REQUIRED TASK:
Transcribe each entry below exactly. Pictures do not go in the copy.
———
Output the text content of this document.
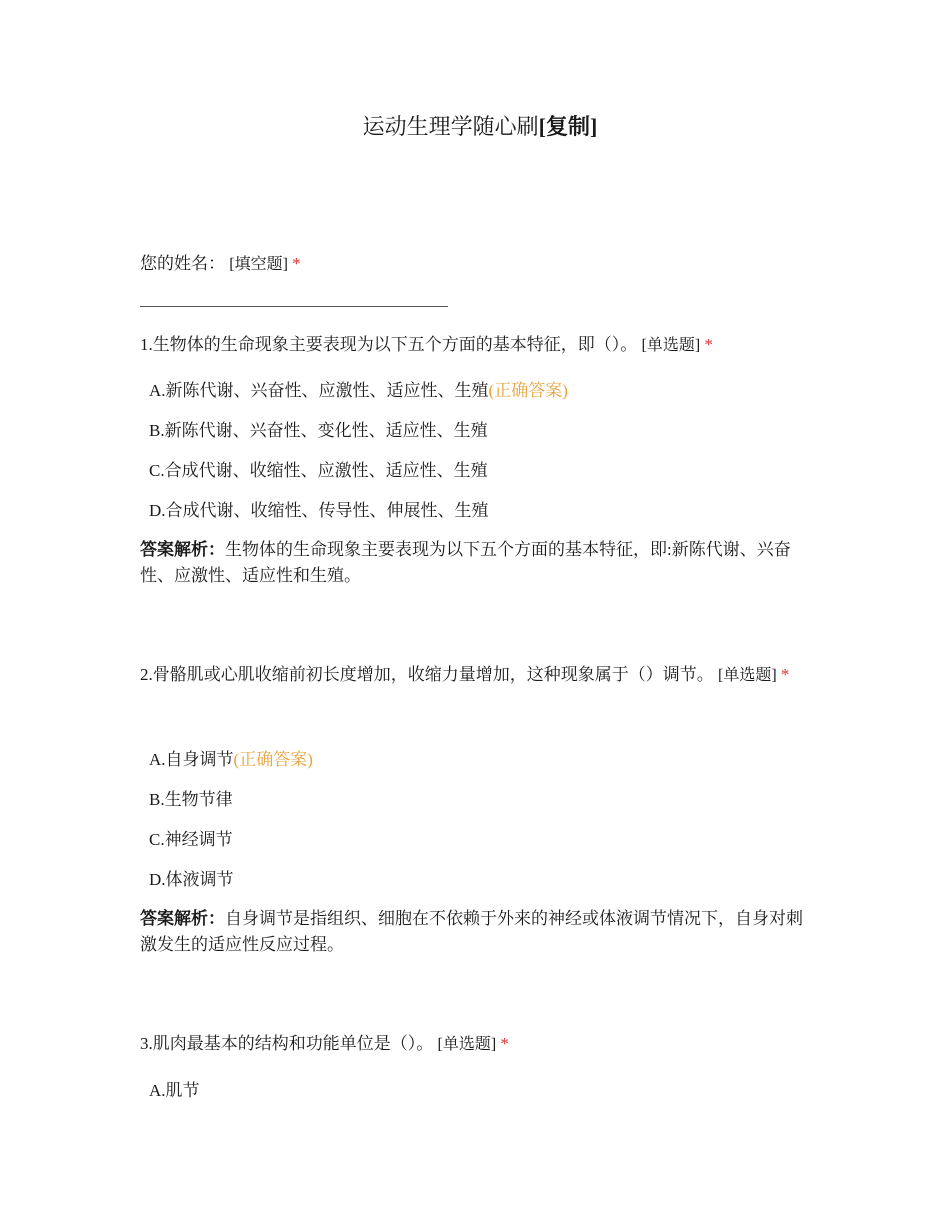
运动生理学随心刷[复制]
您的姓名： [填空题] *
1.生物体的生命现象主要表现为以下五个方面的基本特征，即（）。 [单选题] *
A.新陈代谢、兴奋性、应激性、适应性、生殖(正确答案)
B.新陈代谢、兴奋性、变化性、适应性、生殖
C.合成代谢、收缩性、应激性、适应性、生殖
D.合成代谢、收缩性、传导性、伸展性、生殖
答案解析：生物体的生命现象主要表现为以下五个方面的基本特征，即:新陈代谢、兴奋性、应激性、适应性和生殖。
2.骨骼肌或心肌收缩前初长度增加，收缩力量增加，这种现象属于（）调节。 [单选题] *
A.自身调节(正确答案)
B.生物节律
C.神经调节
D.体液调节
答案解析：自身调节是指组织、细胞在不依赖于外来的神经或体液调节情况下，自身对刺激发生的适应性反应过程。
3.肌肉最基本的结构和功能单位是（）。 [单选题] *
A.肌节
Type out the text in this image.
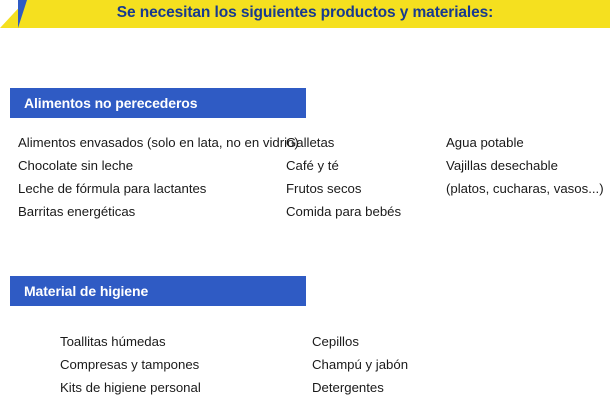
Se necesitan los siguientes productos y materiales:
Alimentos no perecederos
Alimentos envasados (solo en lata, no en vidrio)
Chocolate sin leche
Leche de fórmula para lactantes
Barritas energéticas
Galletas
Café y té
Frutos secos
Comida para bebés
Agua potable
Vajillas desechable
(platos, cucharas, vasos...)
Material de higiene
Toallitas húmedas
Compresas y tampones
Kits de higiene personal
Cepillos
Champú y jabón
Detergentes
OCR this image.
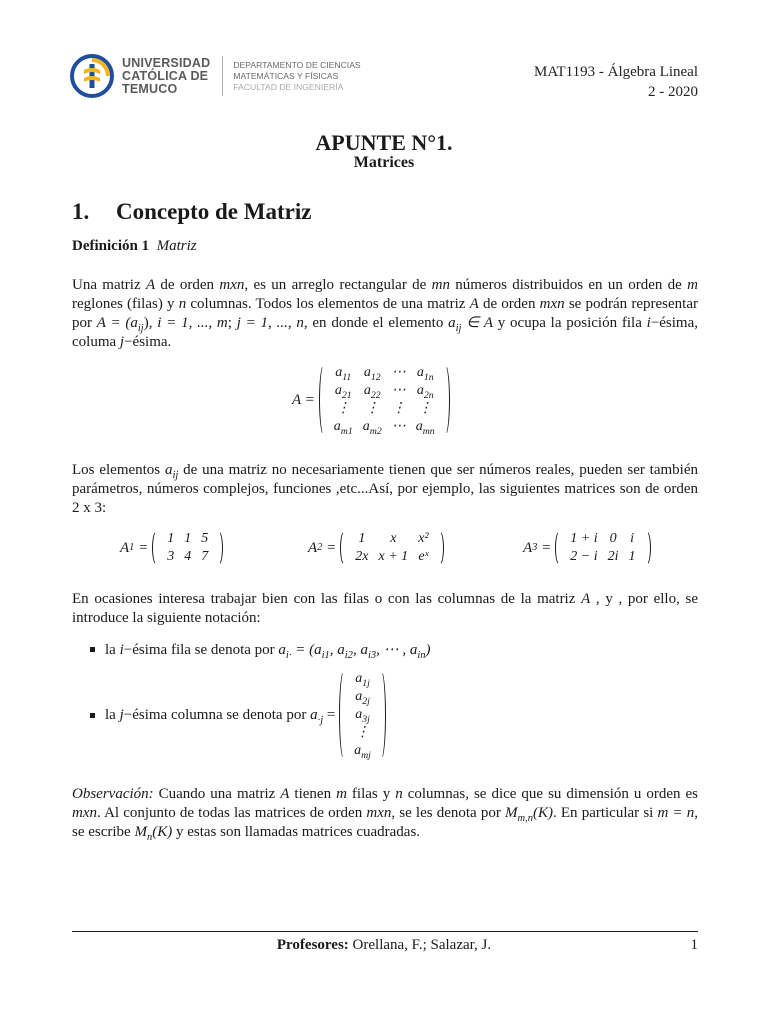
UNIVERSIDAD
CATÓLICA DE
TEMUCO
DEPARTAMENTO DE CIENCIAS
MATEMÁTICAS Y FÍSICAS
FACULTAD DE INGENIERÍA
MAT1193 - Álgebra Lineal
2 - 2020
APUNTE N°1.
Matrices
1. Concepto de Matriz
Definición 1 Matriz

Una matriz A de orden mxn, es un arreglo rectangular de mn números distribuidos en un orden de m reglones (filas) y n columnas. Todos los elementos de una matriz A de orden mxn se podrán representar por $A = (a_{ij})$, i = 1, ..., m; j = 1, ..., n, en donde el elemento $a_{ij}$ ∈ A y ocupa la posición fila i−ésima, columa j−ésima.

A =
$a_{11}$	$a_{12}$	⋯	$a_{1n}$
$a_{21}$	$a_{22}$	⋯	$a_{2n}$
⋮	⋮	⋮	⋮
$a_{m1}$	$a_{m2}$	⋯	$a_{mn}$

Los elementos $a_{ij}$ de una matriz no necesariamente tienen que ser números reales, pueden ser también parámetros, números complejos, funciones ,etc...Así, por ejemplo, las siguientes matrices son de orden 2 x 3:

A 1 =
1	1	5
3	4	7
A 2 =
1	x	x²
2x	x + 1	eˣ
A 3 =
1 + i	0	i
2 − i	2i	1

En ocasiones interesa trabajar bien con las filas o con las columnas de la matriz A , y , por ello, se introduce la siguiente notación:

la i−ésima fila se denota por $a_{i\cdot} = (a_{i1}$, $a_{i2}$, $a_{i3}$, ⋯ , $a_{in}$)
la j−ésima columna se denota por $a_{\cdot j}$ =
$a_{1j}$
$a_{2j}$
$a_{3j}$
⋮
$a_{mj}$

Observación: Cuando una matriz A tienen m filas y n columnas, se dice que su dimensión u orden es mxn. Al conjunto de todas las matrices de orden mxn, se les denota por $M_{m,n}(K)$. En particular si m = n, se escribe $M_n(K)$ y estas son llamadas matrices cuadradas.

Profesores: Orellana, F.; Salazar, J.	1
———
REPLY:
Output the text content of this document.
运动生理学随心刷[复制]
您的姓名： [填空题] *
1.生物体的生命现象主要表现为以下五个方面的基本特征，即（）。 [单选题] *
A.新陈代谢、兴奋性、应激性、适应性、生殖(正确答案)
B.新陈代谢、兴奋性、变化性、适应性、生殖
C.合成代谢、收缩性、应激性、适应性、生殖
D.合成代谢、收缩性、传导性、伸展性、生殖
答案解析：生物体的生命现象主要表现为以下五个方面的基本特征，即:新陈代谢、兴奋性、应激性、适应性和生殖。
2.骨骼肌或心肌收缩前初长度增加，收缩力量增加，这种现象属于（）调节。 [单选题] *
A.自身调节(正确答案)
B.生物节律
C.神经调节
D.体液调节
答案解析：自身调节是指组织、细胞在不依赖于外来的神经或体液调节情况下，自身对刺激发生的适应性反应过程。
3.肌肉最基本的结构和功能单位是（）。 [单选题] *
A.肌节
Type out the text in this image.
Se necesitan los siguientes productos y materiales:
Alimentos no perecederos
Alimentos envasados (solo en lata, no en vidrio)
Chocolate sin leche
Leche de fórmula para lactantes
Barritas energéticas
Galletas
Café y té
Frutos secos
Comida para bebés
Agua potable
Vajillas desechable
(platos, cucharas, vasos...)
Material de higiene
Toallitas húmedas
Compresas y tampones
Kits de higiene personal
Cepillos
Champú y jabón
Detergentes
OCR this image.
UNIVERSIDAD
CATÓLICA DE
TEMUCO
DEPARTAMENTO DE CIENCIAS
MATEMÁTICAS Y FÍSICAS
FACULTAD DE INGENIERÍA
MAT1193 - Álgebra Lineal
2 - 2020
APUNTE N°1.
Matrices
1. Concepto de Matriz
Definición 1 Matriz

Una matriz A de orden mxn, es un arreglo rectangular de mn números distribuidos en un orden de m reglones (filas) y n columnas. Todos los elementos de una matriz A de orden mxn se podrán representar por $A = (a_{ij})$, i = 1, ..., m; j = 1, ..., n, en donde el elemento $a_{ij}$ ∈ A y ocupa la posición fila i−ésima, columa j−ésima.

A =
$a_{11}$	$a_{12}$	⋯	$a_{1n}$
$a_{21}$	$a_{22}$	⋯	$a_{2n}$
⋮	⋮	⋮	⋮
$a_{m1}$	$a_{m2}$	⋯	$a_{mn}$

Los elementos $a_{ij}$ de una matriz no necesariamente tienen que ser números reales, pueden ser también parámetros, números complejos, funciones ,etc...Así, por ejemplo, las siguientes matrices son de orden 2 x 3:

A 1 =
1	1	5
3	4	7
A 2 =
1	x	x²
2x	x + 1	eˣ
A 3 =
1 + i	0	i
2 − i	2i	1

En ocasiones interesa trabajar bien con las filas o con las columnas de la matriz A , y , por ello, se introduce la siguiente notación:

la i−ésima fila se denota por $a_{i\cdot} = (a_{i1}$, $a_{i2}$, $a_{i3}$, ⋯ , $a_{in}$)
la j−ésima columna se denota por $a_{\cdot j}$ =
$a_{1j}$
$a_{2j}$
$a_{3j}$
⋮
$a_{mj}$

Observación: Cuando una matriz A tienen m filas y n columnas, se dice que su dimensión u orden es mxn. Al conjunto de todas las matrices de orden mxn, se les denota por $M_{m,n}(K)$. En particular si m = n, se escribe $M_n(K)$ y estas son llamadas matrices cuadradas.

Profesores: Orellana, F.; Salazar, J.	1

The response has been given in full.